◆ To be done
Using the material that follows, identify and copy each line with the string "equation".

Begin Available records

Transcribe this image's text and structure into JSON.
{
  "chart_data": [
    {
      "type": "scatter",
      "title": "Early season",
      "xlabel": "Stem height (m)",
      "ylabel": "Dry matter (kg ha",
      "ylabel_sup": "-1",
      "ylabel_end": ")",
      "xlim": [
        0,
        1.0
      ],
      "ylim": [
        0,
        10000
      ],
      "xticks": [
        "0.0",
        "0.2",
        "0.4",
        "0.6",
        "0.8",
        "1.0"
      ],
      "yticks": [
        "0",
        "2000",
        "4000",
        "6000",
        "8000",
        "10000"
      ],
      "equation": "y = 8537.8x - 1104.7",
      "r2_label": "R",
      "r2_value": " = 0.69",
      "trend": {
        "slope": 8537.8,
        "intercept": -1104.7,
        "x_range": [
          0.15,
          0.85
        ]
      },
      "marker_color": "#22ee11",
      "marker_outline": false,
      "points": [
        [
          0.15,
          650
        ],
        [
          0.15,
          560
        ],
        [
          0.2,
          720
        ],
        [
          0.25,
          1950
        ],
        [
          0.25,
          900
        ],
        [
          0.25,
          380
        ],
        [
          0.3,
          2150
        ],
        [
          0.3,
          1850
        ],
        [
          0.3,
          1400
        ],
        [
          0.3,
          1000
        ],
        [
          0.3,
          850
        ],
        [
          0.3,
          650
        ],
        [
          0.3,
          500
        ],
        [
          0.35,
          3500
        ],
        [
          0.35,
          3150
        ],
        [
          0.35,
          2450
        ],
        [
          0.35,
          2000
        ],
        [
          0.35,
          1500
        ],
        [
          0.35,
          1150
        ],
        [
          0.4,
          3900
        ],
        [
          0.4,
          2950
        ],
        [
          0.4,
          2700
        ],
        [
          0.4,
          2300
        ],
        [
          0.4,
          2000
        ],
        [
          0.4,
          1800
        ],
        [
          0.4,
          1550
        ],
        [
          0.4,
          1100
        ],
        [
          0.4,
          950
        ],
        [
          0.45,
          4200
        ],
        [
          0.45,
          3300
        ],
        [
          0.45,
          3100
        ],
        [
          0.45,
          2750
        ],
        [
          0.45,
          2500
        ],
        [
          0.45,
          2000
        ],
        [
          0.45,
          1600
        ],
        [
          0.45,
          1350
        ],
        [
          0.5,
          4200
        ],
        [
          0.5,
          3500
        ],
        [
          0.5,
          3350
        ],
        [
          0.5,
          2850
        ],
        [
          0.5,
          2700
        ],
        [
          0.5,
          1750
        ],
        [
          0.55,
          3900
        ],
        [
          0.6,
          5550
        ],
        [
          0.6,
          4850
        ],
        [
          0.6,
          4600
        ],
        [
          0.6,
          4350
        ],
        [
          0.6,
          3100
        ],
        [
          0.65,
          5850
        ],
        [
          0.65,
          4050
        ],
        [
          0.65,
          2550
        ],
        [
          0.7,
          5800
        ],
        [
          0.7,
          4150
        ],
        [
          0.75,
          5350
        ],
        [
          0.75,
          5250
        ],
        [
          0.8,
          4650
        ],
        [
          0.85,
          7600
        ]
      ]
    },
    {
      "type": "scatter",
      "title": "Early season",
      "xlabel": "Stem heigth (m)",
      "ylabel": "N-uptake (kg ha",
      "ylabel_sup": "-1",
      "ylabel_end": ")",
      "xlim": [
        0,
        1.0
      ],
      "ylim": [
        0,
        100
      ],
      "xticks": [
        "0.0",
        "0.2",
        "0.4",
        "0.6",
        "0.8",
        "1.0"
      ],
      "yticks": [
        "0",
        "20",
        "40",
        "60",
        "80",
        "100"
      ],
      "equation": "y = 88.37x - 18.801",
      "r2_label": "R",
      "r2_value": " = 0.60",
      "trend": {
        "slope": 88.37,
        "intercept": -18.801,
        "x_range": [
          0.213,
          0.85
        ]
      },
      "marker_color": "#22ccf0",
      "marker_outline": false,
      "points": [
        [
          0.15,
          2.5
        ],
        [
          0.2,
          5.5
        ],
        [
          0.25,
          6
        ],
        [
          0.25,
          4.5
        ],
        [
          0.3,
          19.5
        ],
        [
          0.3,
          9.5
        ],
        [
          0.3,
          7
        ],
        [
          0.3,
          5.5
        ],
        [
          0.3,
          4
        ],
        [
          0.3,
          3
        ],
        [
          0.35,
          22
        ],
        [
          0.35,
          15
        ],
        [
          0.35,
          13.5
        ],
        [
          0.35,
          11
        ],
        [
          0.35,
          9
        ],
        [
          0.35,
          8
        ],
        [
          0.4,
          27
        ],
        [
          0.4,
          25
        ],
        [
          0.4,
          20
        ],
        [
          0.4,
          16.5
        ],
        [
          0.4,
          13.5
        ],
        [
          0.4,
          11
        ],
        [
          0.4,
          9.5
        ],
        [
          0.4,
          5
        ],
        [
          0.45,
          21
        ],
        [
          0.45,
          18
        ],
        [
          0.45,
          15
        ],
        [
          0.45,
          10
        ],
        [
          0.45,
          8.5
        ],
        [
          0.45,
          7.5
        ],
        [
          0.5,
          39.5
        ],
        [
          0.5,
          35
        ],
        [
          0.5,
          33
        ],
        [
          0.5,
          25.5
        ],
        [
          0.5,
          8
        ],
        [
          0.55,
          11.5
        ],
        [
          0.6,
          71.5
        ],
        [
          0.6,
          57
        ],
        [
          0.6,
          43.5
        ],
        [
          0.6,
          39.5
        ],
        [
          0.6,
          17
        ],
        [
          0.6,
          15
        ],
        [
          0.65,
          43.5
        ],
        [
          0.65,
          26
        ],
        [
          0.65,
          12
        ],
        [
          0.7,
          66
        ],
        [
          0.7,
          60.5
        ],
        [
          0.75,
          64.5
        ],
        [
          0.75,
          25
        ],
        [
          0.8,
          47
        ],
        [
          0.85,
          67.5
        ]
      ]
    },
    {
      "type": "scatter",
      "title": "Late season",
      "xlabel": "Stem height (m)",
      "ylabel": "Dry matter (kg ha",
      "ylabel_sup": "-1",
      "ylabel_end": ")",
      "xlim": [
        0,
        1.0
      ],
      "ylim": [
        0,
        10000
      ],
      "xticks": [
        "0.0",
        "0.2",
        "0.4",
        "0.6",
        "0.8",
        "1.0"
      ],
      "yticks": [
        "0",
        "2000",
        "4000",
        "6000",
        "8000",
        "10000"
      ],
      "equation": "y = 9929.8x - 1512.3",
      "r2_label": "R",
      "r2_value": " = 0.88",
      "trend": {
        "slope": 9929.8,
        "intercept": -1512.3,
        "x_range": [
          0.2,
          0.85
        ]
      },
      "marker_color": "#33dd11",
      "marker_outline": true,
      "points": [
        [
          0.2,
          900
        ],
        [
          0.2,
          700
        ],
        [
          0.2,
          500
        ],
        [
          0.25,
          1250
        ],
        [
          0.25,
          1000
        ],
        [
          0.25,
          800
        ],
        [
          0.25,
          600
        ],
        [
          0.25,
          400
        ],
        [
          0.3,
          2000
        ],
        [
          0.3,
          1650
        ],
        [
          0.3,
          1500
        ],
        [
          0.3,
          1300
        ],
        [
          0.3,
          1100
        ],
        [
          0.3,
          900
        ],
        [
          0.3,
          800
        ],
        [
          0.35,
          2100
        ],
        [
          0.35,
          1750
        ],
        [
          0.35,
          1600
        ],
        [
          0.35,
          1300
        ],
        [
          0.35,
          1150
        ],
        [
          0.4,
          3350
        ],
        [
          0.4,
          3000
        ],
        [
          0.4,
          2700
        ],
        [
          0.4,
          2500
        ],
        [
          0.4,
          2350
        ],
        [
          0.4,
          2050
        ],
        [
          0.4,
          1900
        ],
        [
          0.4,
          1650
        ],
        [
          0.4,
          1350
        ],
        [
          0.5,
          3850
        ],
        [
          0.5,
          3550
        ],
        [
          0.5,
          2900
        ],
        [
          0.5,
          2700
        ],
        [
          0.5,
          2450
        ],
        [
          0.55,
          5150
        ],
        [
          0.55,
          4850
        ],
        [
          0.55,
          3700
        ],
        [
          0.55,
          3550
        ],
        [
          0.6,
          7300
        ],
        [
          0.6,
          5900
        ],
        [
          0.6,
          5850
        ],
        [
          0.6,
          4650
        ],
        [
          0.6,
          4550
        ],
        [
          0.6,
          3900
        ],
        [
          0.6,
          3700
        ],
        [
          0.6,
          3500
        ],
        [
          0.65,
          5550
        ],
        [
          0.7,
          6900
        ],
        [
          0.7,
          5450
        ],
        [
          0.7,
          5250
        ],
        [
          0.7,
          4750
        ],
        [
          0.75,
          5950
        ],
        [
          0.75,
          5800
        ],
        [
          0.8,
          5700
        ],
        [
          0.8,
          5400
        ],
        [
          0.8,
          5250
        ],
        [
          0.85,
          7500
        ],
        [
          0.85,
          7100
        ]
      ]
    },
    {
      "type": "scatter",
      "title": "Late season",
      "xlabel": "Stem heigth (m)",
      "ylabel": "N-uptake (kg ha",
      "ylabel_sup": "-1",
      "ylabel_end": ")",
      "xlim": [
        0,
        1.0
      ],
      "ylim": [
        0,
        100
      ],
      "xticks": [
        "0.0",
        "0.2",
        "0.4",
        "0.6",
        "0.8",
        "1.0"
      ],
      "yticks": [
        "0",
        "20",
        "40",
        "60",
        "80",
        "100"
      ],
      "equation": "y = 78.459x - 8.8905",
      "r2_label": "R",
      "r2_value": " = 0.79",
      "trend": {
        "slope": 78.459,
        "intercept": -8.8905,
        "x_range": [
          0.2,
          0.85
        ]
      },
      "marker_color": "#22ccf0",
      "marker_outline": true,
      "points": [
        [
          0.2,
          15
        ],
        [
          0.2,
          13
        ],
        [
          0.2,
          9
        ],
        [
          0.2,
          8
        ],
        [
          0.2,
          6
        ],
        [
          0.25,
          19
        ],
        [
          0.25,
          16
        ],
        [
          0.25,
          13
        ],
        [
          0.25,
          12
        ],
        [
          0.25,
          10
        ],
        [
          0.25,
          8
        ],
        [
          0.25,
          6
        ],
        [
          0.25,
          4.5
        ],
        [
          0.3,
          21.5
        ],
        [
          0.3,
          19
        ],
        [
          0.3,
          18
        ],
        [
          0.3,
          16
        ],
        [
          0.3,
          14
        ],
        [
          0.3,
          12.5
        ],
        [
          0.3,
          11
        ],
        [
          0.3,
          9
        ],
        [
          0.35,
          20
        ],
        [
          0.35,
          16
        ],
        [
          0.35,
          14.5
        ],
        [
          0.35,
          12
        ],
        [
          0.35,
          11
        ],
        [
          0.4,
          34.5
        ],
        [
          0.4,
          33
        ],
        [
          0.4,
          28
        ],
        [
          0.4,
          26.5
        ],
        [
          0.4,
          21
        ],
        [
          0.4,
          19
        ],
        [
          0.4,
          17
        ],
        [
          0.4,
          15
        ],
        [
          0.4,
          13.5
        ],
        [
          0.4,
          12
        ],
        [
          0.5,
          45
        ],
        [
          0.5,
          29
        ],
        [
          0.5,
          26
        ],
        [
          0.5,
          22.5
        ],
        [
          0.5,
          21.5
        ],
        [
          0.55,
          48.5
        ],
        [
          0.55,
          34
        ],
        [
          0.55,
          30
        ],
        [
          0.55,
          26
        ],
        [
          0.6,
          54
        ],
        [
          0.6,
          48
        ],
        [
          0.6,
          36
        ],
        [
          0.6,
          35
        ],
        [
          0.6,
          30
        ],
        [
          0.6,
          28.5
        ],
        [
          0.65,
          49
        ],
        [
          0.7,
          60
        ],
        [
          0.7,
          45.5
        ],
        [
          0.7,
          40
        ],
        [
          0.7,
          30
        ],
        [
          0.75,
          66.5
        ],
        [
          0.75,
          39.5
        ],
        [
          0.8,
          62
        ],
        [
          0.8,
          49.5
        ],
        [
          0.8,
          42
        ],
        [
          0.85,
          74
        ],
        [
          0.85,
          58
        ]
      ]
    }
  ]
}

End Available records

◆ Output below
      "equation": "y = 8537.8x - 1104.7",
      "equation": "y = 88.37x - 18.801",
      "equation": "y = 9929.8x - 1512.3",
      "equation": "y = 78.459x - 8.8905",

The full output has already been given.